TASK INSTRUCTIONS
Extract from the listing each line in which the word "title" appears.

<<<<

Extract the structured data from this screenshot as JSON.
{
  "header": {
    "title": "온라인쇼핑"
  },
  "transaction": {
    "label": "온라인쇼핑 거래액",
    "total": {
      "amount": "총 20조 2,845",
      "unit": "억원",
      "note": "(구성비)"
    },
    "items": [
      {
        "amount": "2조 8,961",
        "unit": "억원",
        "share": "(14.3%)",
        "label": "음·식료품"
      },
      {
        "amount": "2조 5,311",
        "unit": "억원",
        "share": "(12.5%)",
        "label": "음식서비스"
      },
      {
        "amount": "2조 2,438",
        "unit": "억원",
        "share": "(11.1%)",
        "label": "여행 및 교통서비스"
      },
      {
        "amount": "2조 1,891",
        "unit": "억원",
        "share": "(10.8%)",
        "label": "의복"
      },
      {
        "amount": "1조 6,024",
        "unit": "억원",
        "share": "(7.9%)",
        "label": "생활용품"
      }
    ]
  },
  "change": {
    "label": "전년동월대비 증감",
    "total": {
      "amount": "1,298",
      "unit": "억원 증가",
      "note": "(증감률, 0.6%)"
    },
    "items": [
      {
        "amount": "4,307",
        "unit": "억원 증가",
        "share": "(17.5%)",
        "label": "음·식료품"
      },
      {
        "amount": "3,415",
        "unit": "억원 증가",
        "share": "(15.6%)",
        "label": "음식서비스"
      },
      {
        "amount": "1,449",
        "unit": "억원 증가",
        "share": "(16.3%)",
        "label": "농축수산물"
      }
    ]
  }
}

>>>>
<<<<

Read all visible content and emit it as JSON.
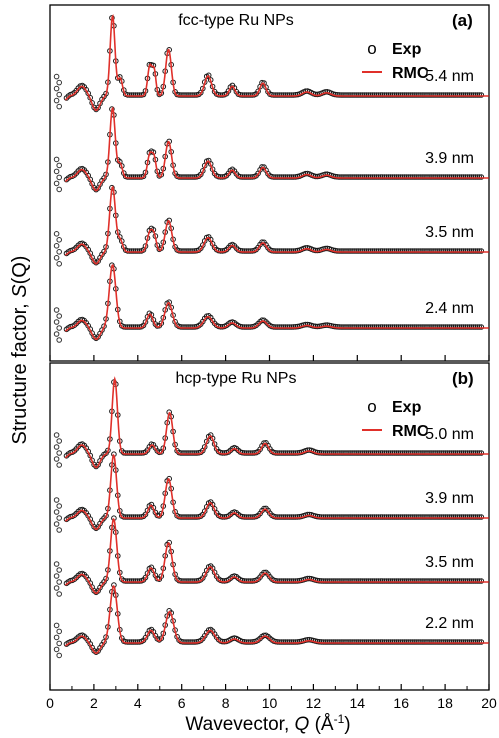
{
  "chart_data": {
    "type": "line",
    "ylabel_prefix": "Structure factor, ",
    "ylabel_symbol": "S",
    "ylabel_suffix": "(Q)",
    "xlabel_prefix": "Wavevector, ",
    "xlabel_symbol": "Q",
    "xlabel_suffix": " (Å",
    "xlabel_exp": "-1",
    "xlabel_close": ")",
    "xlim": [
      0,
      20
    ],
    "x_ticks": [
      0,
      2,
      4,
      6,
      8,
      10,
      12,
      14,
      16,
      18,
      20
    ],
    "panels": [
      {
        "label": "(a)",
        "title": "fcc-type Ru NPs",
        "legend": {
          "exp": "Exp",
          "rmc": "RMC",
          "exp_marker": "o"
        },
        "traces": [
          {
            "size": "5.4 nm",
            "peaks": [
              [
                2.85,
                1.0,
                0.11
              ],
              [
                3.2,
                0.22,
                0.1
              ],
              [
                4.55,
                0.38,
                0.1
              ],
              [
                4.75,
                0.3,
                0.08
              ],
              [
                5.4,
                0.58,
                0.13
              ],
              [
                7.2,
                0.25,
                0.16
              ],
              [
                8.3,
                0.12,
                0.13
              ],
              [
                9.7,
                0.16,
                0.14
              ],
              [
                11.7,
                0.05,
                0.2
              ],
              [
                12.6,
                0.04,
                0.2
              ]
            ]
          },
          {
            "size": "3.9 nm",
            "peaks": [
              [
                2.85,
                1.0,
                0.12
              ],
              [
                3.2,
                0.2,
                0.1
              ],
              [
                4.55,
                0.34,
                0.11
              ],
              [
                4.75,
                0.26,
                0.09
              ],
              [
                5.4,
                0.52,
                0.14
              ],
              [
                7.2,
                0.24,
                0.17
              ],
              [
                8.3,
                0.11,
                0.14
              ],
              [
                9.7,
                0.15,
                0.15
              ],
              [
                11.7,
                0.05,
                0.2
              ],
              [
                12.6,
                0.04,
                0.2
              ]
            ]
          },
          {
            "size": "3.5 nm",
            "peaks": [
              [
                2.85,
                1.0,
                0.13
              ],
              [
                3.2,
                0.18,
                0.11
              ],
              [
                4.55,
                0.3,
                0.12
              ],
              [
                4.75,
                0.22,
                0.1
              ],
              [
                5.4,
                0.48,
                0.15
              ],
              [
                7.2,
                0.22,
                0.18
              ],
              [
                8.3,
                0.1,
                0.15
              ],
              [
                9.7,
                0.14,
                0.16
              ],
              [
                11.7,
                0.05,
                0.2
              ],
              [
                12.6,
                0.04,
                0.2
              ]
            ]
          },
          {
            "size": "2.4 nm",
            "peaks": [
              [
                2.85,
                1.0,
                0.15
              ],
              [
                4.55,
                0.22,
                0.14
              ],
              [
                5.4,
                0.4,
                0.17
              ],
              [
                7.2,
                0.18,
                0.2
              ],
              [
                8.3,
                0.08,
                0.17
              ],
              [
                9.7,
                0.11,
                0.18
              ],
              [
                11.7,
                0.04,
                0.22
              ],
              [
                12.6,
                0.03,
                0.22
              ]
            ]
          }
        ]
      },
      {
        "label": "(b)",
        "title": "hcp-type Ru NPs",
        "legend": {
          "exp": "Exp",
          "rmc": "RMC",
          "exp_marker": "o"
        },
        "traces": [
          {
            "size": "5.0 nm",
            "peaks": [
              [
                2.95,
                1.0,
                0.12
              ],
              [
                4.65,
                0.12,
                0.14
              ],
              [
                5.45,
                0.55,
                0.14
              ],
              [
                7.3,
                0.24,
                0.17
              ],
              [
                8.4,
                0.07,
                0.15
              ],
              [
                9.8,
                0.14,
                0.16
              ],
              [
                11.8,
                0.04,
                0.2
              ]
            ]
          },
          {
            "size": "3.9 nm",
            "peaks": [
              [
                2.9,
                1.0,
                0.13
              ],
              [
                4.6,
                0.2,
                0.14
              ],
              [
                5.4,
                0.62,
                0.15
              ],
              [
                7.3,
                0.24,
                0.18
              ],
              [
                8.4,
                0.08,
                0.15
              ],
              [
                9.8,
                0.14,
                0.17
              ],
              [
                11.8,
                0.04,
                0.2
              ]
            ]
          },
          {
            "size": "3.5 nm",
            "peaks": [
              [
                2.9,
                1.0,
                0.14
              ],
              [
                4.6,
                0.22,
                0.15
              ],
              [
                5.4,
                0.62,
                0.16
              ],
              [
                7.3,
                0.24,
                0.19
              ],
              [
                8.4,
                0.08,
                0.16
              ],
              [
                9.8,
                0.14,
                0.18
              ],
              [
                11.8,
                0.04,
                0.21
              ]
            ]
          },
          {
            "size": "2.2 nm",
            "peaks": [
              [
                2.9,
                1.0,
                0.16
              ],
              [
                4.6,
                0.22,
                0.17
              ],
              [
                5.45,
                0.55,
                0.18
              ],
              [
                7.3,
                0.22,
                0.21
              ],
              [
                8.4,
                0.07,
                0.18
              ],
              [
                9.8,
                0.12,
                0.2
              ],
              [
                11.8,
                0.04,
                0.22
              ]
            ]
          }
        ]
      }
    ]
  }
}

>>>>
<<<<

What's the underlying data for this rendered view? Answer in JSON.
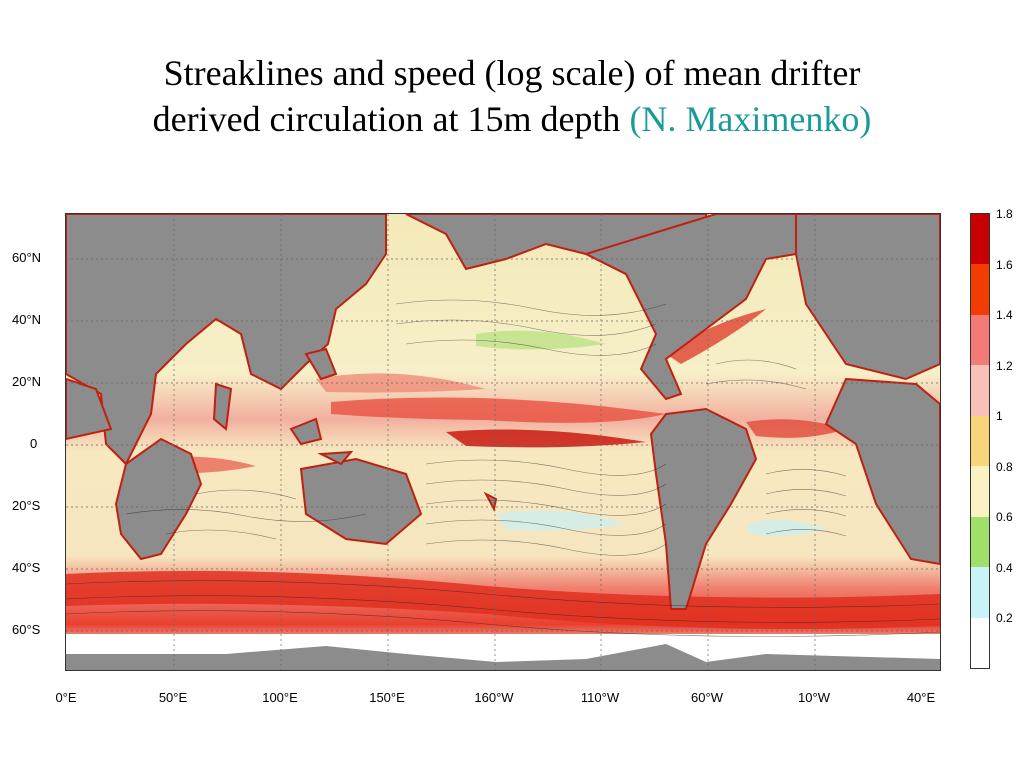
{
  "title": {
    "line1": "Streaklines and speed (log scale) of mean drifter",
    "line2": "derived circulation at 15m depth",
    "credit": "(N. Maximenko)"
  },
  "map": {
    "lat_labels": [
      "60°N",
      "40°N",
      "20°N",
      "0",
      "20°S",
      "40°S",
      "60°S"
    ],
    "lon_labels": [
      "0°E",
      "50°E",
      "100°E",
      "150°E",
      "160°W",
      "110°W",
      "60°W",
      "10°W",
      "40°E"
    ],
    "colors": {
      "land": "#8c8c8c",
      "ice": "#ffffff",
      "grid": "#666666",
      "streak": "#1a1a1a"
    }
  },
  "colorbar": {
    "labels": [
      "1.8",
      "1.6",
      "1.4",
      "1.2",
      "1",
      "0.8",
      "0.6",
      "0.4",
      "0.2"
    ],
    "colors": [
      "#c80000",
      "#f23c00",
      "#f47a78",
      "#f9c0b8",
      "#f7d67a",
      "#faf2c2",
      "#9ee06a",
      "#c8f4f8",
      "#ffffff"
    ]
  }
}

>>>>

WRITTEN SOLUTION
    "title": "온라인쇼핑"
        "title": "fcc-type Ru NPs",
        "title": "hcp-type Ru NPs",
  "title": {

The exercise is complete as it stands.